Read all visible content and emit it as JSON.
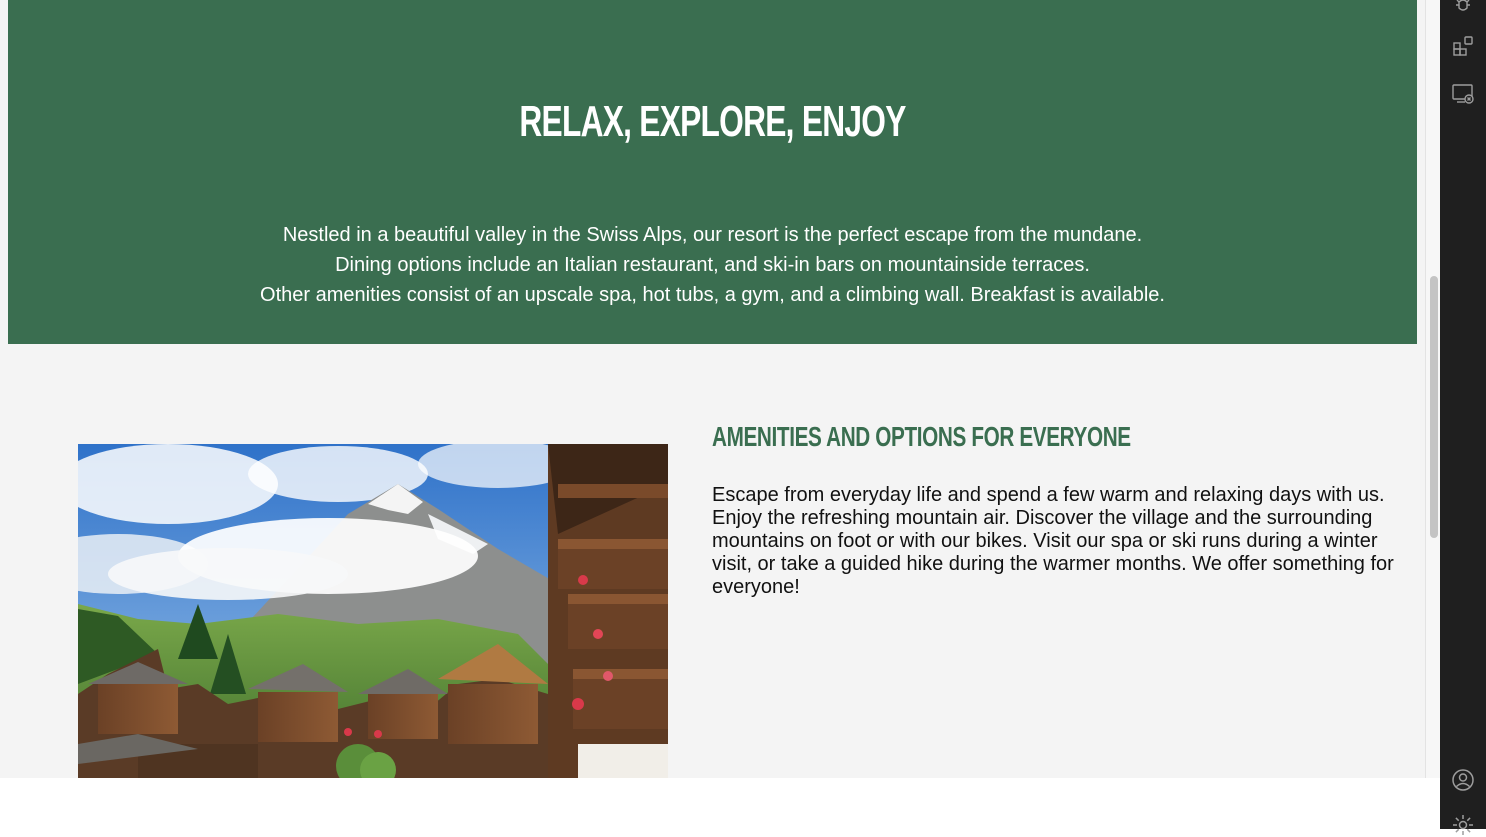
{
  "hero": {
    "title": "RELAX, EXPLORE, ENJOY",
    "lines": [
      "Nestled in a beautiful valley in the Swiss Alps, our resort is the perfect escape from the mundane.",
      "Dining options include an Italian restaurant, and ski-in bars on mountainside terraces.",
      "Other amenities consist of an upscale spa, hot tubs, a gym, and a climbing wall. Breakfast is available."
    ]
  },
  "amenities": {
    "heading": "AMENITIES AND OPTIONS FOR EVERYONE",
    "body": "Escape from everyday life and spend a few warm and relaxing days with us. Enjoy the refreshing mountain air. Discover the village and the surrounding mountains on foot or with our bikes. Visit our spa or ski runs during a winter visit, or take a guided hike during the warmer months. We offer something for everyone!"
  },
  "activity_bar": {
    "icons": [
      "debug-icon",
      "extensions-icon",
      "remote-explorer-icon",
      "accounts-icon",
      "settings-gear-icon"
    ]
  },
  "colors": {
    "brand_green": "#3a6e50",
    "page_background": "#f4f4f4",
    "activity_bar": "#1f1f1f"
  }
}
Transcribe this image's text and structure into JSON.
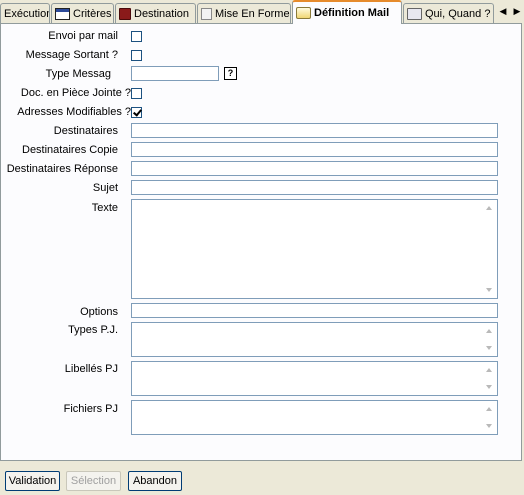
{
  "tabs": [
    {
      "label": "Exécution",
      "icon": "none"
    },
    {
      "label": "Critères",
      "icon": "window-icon"
    },
    {
      "label": "Destination",
      "icon": "book-icon"
    },
    {
      "label": "Mise En Forme",
      "icon": "document-icon"
    },
    {
      "label": "Définition Mail",
      "icon": "mail-icon",
      "active": true
    },
    {
      "label": "Qui, Quand ?",
      "icon": "card-icon"
    }
  ],
  "tab_scroll": {
    "left": "◀",
    "right": "▶"
  },
  "form": {
    "envoi_par_mail": {
      "label": "Envoi par mail",
      "checked": false
    },
    "message_sortant": {
      "label": "Message Sortant ?",
      "checked": false
    },
    "type_messag": {
      "label": "Type Messag",
      "value": "",
      "help": "?"
    },
    "doc_piece_jointe": {
      "label": "Doc. en Pièce Jointe ?",
      "checked": false
    },
    "adresses_modifiables": {
      "label": "Adresses Modifiables ?",
      "checked": true
    },
    "destinataires": {
      "label": "Destinataires",
      "value": ""
    },
    "destinataires_copie": {
      "label": "Destinataires Copie",
      "value": ""
    },
    "destinataires_reponse": {
      "label": "Destinataires Réponse",
      "value": ""
    },
    "sujet": {
      "label": "Sujet",
      "value": ""
    },
    "texte": {
      "label": "Texte",
      "value": ""
    },
    "options": {
      "label": "Options",
      "value": ""
    },
    "types_pj": {
      "label": "Types P.J.",
      "value": ""
    },
    "libelles_pj": {
      "label": "Libellés PJ",
      "value": ""
    },
    "fichiers_pj": {
      "label": "Fichiers PJ",
      "value": ""
    }
  },
  "buttons": {
    "validation": "Validation",
    "selection": "Sélection",
    "abandon": "Abandon"
  }
}
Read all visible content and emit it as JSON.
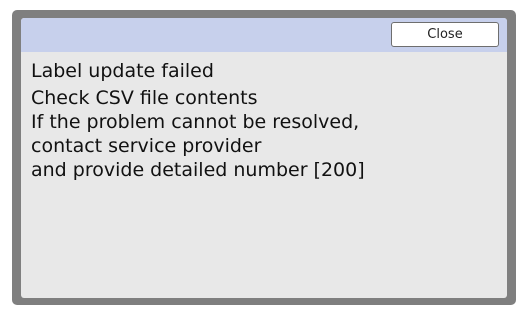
{
  "dialog": {
    "close_label": "Close",
    "lines": [
      "Label update failed",
      "Check CSV file contents",
      "If the problem cannot be resolved,",
      "contact service provider",
      "and provide detailed number [200]"
    ]
  }
}
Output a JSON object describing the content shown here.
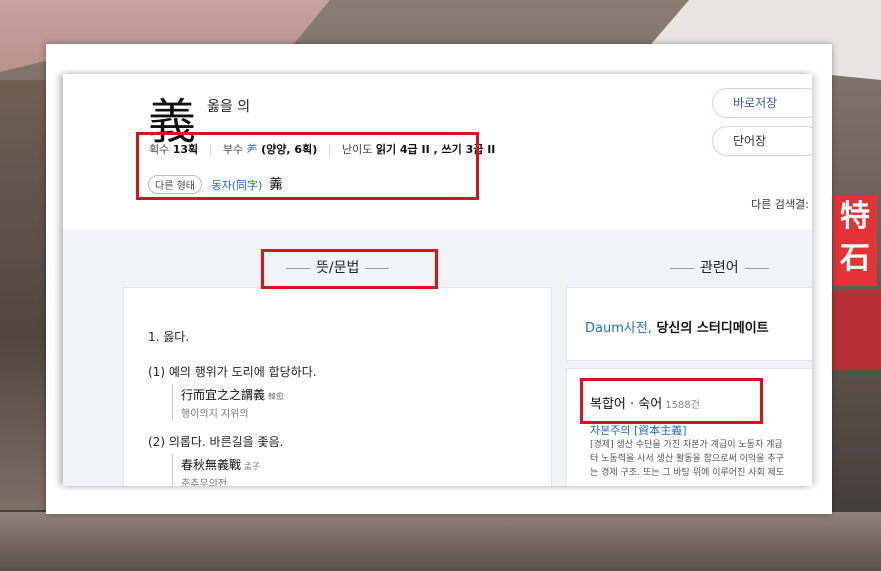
{
  "background": {
    "sign_chars": [
      "特",
      "石"
    ]
  },
  "entry": {
    "hanja": "義",
    "meaning": "옳을 의",
    "meta": {
      "strokes_label": "획수",
      "strokes_value": "13획",
      "radical_label": "부수",
      "radical_char": "⺶",
      "radical_detail": "(양양, 6획)",
      "difficulty_label": "난이도",
      "difficulty_value": "읽기 4급 II , 쓰기 3급 II"
    },
    "alt_forms": {
      "chip_label": "다른 형태",
      "link_label": "동자(同字)",
      "char": "羛"
    }
  },
  "buttons": {
    "save": "바로저장",
    "vocab": "단어장"
  },
  "other_search": "다른 검색결:",
  "sections": {
    "meaning_title": "뜻/문법",
    "related_title": "관련어"
  },
  "definitions": {
    "d1": "1.  옳다.",
    "d1_1": "(1)  예의 행위가 도리에 합당하다.",
    "ex1_han": "行而宜之之謂義",
    "ex1_src": "韓愈",
    "ex1_reading": "행이의지 지위의",
    "d1_2": "(2)  의롭다. 바른길을 좇음.",
    "ex2_han": "春秋無義戰",
    "ex2_src": "孟子",
    "ex2_reading": "춘추무의전"
  },
  "daum": {
    "brand": "Daum사전,",
    "text": " 당신의 스터디메이트"
  },
  "compound": {
    "title": "복합어 · 숙어",
    "count": "1588건",
    "entry_link": "자본주의 [資本主義]",
    "desc_lines": [
      "[경제] 생산 수단을 가진 자본가 계급이 노동자 계급",
      "터 노동력을 사서 생산 활동을 함으로써 이익을 추구",
      "는 경제 구조. 또는 그 바탕 위에 이루어진 사회 제도"
    ]
  },
  "colors": {
    "highlight": "#d9121f",
    "link": "#2468c8",
    "brand": "#1f6fd1"
  }
}
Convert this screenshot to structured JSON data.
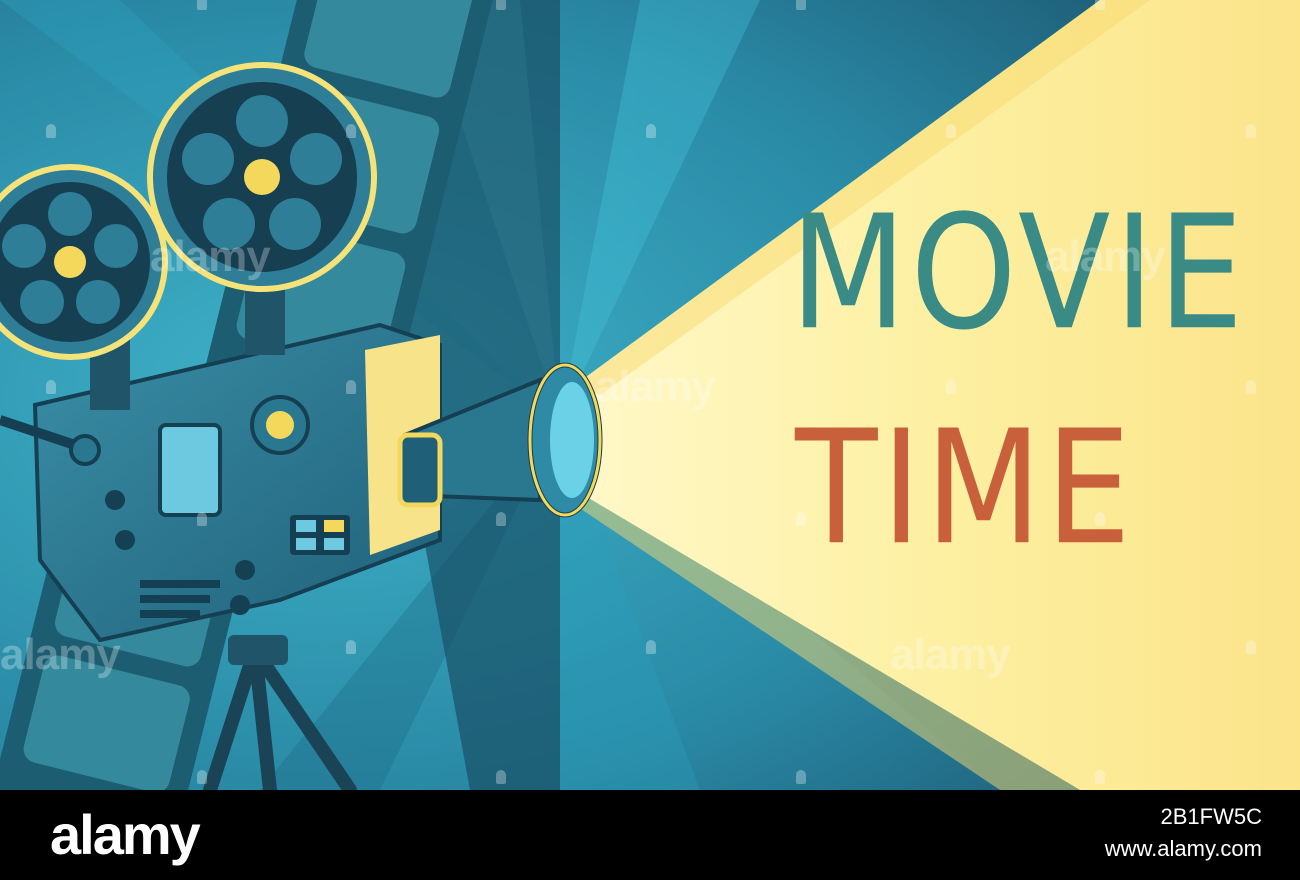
{
  "poster": {
    "title_line_1": "MOVIE",
    "title_line_2": "TIME",
    "colors": {
      "background": "#1f5f79",
      "light_beam": "#fdf2a8",
      "title_line_1": "#3a8a85",
      "title_line_2": "#c8613b",
      "projector_body": "#2e7d95",
      "reel_outline": "#f5e37a"
    },
    "watermark_text": "alamy"
  },
  "footer": {
    "logo": "alamy",
    "image_id": "2B1FW5C",
    "url": "www.alamy.com"
  }
}
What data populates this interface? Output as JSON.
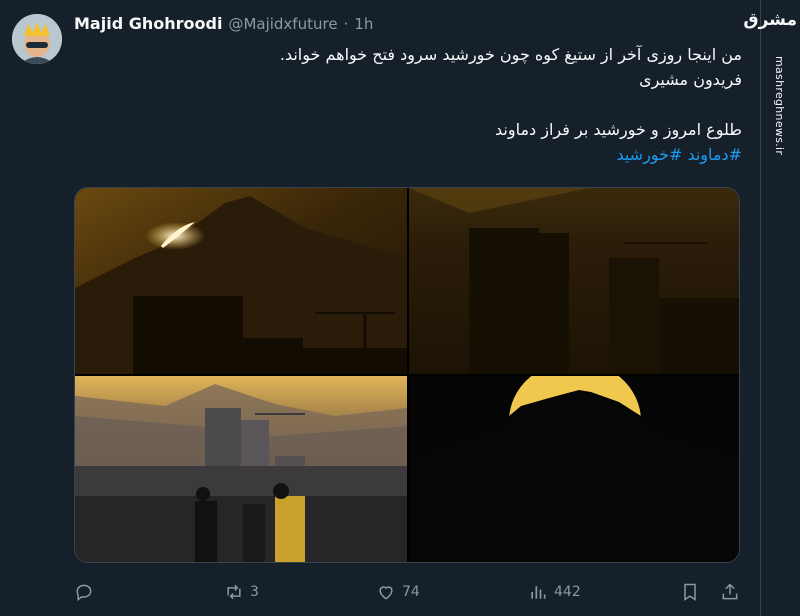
{
  "tweet": {
    "author_name": "Majid Ghohroodi",
    "handle": "@Majidxfuture",
    "separator": "·",
    "time": "1h",
    "more_icon": "more-dots-icon",
    "lines": [
      "من اینجا روزی آخر از ستیغ کوه چون خورشید سرود فتح خواهم خواند.",
      "فریدون مشیری",
      "طلوع امروز و خورشید بر فراز دماوند"
    ],
    "hashtags": "#دماوند #خورشید",
    "media": [
      {
        "name": "photo-1",
        "alt_icon": "sunrise-over-mountain-photo"
      },
      {
        "name": "photo-2",
        "alt_icon": "dark-city-silhouette-photo"
      },
      {
        "name": "photo-3",
        "alt_icon": "city-skyline-people-photo"
      },
      {
        "name": "photo-4",
        "alt_icon": "sun-behind-damavand-photo"
      }
    ]
  },
  "actions": {
    "reply_icon": "reply-icon",
    "retweet_icon": "retweet-icon",
    "retweet_count": "3",
    "like_icon": "heart-icon",
    "like_count": "74",
    "views_icon": "views-chart-icon",
    "views_count": "442",
    "bookmark_icon": "bookmark-icon",
    "share_icon": "share-icon"
  },
  "watermark": {
    "logo_text": "مشرق",
    "site": "mashreghnews.ir"
  },
  "colors": {
    "background": "#15202b",
    "text": "#f7f9f9",
    "muted": "#8b98a5",
    "link": "#1d9bf0"
  }
}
☆ ☆ ☆ ☆
▶ _What the task requires_: Take every line that includes the string "this" and copy it.

▶ _Task result_:
Transcribe this image's text and structure into JSON.
Convert this screenshot to structured JSON data.
What data populates this interface? Output as JSON.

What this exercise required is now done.